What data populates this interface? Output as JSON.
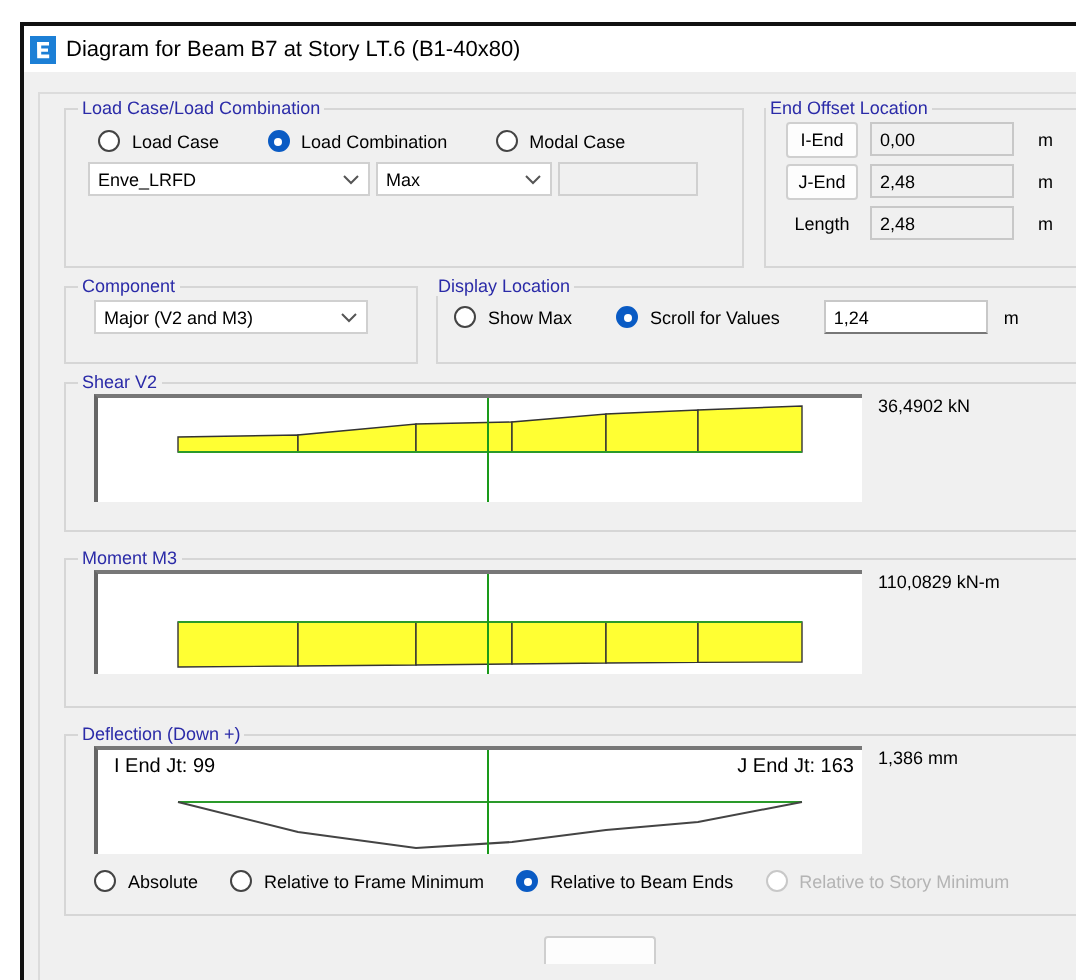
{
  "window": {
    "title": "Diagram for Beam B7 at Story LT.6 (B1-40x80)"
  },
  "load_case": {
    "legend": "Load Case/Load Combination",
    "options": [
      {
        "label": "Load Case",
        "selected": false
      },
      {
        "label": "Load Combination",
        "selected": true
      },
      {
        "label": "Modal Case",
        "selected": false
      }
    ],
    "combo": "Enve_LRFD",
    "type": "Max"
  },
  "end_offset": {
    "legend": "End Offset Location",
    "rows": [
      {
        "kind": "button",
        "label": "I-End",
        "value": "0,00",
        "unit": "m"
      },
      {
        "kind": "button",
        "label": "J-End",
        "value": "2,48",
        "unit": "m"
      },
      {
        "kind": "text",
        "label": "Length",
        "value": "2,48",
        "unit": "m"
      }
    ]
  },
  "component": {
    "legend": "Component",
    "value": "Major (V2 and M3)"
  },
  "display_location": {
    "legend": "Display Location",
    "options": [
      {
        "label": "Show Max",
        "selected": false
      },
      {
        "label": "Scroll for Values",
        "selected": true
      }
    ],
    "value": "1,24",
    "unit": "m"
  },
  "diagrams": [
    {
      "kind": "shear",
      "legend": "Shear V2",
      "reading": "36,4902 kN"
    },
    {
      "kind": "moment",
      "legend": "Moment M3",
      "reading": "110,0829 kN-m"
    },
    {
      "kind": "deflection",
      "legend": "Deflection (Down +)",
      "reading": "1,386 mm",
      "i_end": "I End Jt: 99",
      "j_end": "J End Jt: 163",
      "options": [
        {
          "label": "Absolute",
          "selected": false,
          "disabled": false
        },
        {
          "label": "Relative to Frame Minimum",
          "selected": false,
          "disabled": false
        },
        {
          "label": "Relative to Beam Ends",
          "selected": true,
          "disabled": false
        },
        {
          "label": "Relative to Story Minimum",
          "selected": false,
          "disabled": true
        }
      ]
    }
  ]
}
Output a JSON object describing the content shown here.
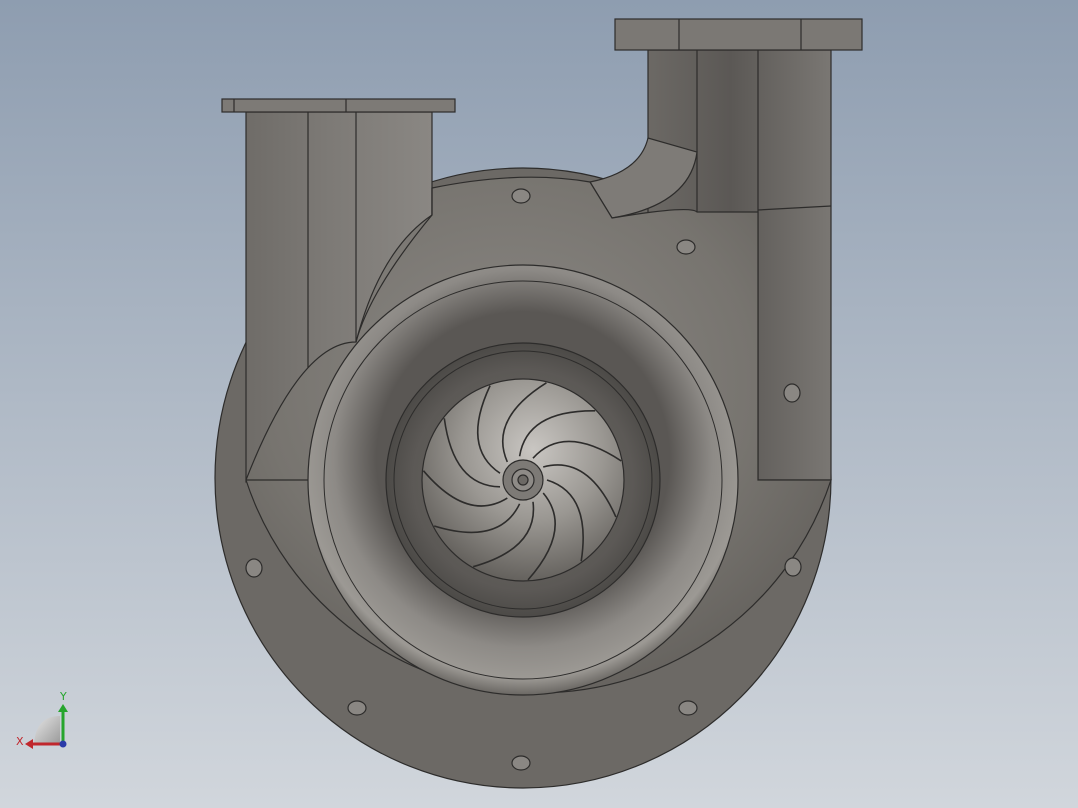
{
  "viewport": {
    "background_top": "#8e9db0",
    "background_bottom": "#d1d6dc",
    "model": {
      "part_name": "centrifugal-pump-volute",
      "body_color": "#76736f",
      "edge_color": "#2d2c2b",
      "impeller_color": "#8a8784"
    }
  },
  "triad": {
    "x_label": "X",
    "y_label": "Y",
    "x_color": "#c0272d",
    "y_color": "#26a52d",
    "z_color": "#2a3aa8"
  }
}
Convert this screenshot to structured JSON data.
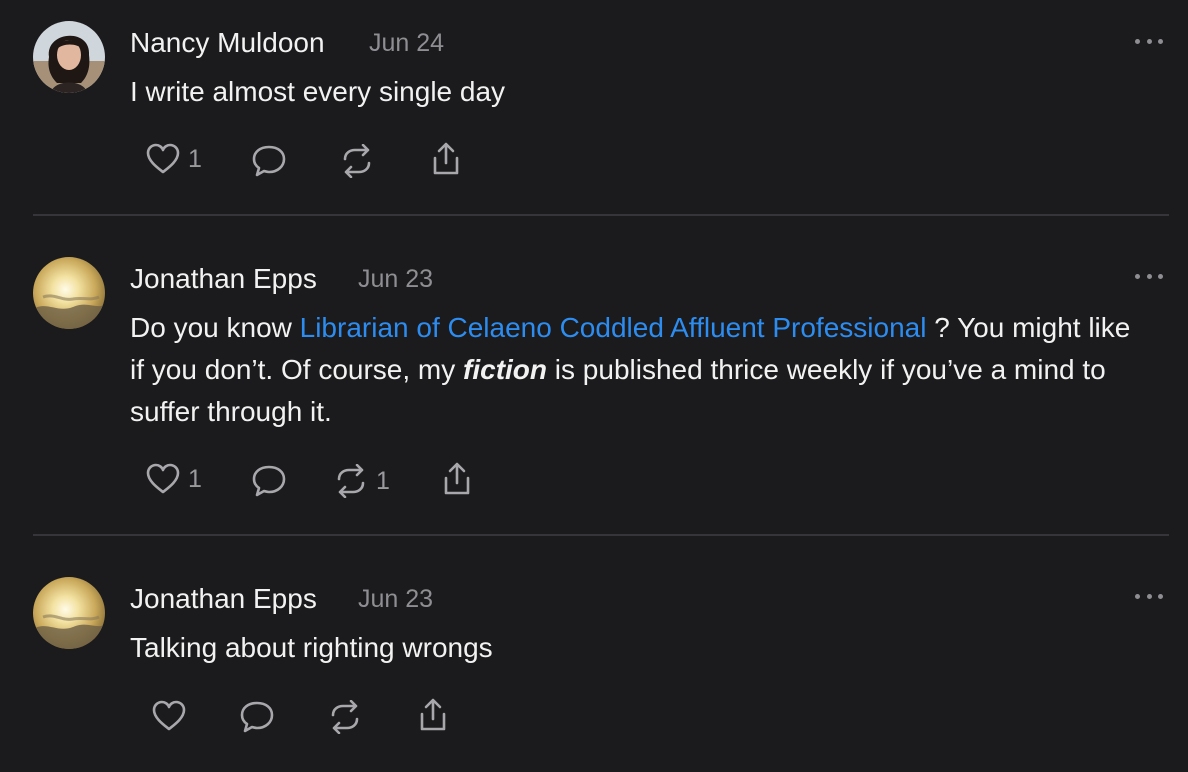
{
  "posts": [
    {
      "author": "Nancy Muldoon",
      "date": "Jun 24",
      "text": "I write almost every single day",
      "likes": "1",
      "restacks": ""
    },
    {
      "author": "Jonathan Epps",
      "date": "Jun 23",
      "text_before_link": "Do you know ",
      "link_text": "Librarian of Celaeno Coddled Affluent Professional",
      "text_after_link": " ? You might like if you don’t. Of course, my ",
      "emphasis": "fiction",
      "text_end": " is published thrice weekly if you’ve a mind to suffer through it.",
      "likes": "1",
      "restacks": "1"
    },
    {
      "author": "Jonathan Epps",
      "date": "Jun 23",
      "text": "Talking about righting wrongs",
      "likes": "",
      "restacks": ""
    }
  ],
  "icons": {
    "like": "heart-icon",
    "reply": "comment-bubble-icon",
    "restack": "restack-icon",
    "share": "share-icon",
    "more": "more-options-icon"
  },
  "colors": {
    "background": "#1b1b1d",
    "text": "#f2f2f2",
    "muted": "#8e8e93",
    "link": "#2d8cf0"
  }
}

— Task prompt —
Return each line of the listing that holds the string "kind".

— Answer to the problem —
        "kind": "button",
        "kind": "button",
        "kind": "text",
      "kind": "shear",
      "kind": "moment",
      "kind": "deflection",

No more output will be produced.